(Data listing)
────────────────────
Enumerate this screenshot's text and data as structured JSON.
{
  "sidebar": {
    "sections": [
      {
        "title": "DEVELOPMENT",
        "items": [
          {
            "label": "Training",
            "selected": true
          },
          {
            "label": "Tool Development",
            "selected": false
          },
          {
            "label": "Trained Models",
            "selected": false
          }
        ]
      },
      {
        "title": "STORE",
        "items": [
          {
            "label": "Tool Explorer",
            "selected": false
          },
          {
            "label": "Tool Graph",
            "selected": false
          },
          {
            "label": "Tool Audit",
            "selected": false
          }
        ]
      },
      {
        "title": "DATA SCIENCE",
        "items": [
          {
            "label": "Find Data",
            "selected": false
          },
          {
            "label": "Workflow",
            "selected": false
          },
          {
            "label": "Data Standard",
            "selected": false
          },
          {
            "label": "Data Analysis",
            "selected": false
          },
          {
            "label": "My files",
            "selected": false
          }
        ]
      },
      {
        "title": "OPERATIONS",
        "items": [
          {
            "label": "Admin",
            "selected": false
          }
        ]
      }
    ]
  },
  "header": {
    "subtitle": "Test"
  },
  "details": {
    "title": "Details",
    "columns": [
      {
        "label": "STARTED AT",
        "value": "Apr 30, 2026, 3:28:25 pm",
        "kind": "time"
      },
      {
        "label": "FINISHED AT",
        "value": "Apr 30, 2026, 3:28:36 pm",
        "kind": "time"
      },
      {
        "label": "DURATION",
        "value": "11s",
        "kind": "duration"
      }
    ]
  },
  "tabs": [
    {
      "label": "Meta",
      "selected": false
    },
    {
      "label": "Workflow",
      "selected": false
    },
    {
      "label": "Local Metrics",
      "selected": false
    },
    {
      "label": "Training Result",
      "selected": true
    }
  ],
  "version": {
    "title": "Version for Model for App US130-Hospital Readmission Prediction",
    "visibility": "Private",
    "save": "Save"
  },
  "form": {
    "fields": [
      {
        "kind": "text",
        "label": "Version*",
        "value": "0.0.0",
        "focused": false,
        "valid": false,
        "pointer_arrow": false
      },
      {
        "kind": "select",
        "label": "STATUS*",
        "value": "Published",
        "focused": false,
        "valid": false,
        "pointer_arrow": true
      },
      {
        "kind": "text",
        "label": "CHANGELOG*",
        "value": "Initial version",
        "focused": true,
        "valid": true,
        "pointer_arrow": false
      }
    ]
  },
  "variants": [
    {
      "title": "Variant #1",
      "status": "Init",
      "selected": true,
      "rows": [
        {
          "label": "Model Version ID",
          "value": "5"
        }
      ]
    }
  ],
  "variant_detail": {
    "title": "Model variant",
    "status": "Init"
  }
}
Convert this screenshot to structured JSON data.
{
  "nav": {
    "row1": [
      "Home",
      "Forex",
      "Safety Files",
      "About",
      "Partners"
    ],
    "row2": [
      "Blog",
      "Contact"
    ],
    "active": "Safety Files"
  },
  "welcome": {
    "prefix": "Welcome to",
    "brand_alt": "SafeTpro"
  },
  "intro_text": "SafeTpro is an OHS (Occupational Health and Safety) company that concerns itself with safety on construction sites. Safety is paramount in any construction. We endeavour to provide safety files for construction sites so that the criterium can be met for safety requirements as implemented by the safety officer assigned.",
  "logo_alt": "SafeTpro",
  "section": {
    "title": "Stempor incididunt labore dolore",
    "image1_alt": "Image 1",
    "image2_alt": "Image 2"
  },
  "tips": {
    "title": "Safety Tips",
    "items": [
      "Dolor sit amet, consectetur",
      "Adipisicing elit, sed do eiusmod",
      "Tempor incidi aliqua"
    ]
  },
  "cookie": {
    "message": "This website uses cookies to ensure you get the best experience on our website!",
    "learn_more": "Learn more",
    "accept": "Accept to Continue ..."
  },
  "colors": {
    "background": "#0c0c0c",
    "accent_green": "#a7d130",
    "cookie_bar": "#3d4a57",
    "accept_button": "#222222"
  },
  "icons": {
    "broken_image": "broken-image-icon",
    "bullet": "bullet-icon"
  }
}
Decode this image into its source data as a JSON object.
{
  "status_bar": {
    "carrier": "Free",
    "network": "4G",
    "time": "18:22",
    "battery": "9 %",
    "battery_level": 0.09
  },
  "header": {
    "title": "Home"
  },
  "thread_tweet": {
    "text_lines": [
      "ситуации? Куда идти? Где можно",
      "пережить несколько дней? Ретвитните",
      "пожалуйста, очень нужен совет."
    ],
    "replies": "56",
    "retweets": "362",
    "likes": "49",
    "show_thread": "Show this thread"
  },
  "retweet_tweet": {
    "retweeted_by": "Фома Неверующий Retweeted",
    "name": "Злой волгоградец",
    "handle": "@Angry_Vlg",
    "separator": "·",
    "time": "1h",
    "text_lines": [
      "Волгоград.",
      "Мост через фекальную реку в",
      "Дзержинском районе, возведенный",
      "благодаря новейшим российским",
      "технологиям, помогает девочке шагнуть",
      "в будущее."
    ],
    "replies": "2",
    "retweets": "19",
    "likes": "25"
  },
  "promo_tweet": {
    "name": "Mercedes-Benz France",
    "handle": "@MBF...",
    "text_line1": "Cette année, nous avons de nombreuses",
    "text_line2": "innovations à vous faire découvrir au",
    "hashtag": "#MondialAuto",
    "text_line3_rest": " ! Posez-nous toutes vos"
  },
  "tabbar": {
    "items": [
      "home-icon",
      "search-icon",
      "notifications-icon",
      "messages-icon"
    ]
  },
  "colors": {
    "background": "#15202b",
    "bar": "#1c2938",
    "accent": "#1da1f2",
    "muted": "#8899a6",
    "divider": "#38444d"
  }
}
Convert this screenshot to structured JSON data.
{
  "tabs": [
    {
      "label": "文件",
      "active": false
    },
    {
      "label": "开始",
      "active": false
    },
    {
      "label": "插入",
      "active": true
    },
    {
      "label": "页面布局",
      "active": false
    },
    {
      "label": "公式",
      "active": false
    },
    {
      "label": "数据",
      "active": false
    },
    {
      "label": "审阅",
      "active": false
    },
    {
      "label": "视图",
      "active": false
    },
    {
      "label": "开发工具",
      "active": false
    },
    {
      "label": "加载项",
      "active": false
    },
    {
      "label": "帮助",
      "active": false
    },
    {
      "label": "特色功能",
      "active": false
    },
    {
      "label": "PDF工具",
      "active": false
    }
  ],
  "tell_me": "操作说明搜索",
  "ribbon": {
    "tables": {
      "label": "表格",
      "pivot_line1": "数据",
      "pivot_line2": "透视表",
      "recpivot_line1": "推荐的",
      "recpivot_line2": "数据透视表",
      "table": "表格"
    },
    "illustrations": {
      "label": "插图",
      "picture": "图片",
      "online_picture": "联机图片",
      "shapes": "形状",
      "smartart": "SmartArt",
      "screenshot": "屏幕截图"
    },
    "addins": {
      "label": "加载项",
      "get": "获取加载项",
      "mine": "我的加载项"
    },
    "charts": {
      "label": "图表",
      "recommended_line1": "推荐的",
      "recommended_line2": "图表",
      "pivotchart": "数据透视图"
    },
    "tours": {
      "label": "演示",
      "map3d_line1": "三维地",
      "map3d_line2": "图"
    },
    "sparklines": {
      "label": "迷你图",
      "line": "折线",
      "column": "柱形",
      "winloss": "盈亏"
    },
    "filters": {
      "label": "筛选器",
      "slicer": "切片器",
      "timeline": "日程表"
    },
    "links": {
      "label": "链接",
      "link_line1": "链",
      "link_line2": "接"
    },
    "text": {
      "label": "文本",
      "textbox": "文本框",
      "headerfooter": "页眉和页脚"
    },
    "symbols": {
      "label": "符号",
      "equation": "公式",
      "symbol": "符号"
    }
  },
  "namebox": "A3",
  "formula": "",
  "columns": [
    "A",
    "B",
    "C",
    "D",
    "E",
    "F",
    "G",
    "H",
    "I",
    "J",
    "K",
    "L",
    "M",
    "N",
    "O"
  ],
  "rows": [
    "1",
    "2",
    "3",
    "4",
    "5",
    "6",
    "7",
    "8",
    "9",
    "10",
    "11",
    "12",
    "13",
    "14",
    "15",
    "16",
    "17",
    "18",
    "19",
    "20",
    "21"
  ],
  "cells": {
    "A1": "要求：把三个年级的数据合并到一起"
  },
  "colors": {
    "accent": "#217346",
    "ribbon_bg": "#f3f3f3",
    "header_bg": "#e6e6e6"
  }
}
────────────────────
Written instruction> All lines that include "background" are to be gathered and copied.

Worked answer>
    "background": "#0c0c0c",
    "background": "#15202b",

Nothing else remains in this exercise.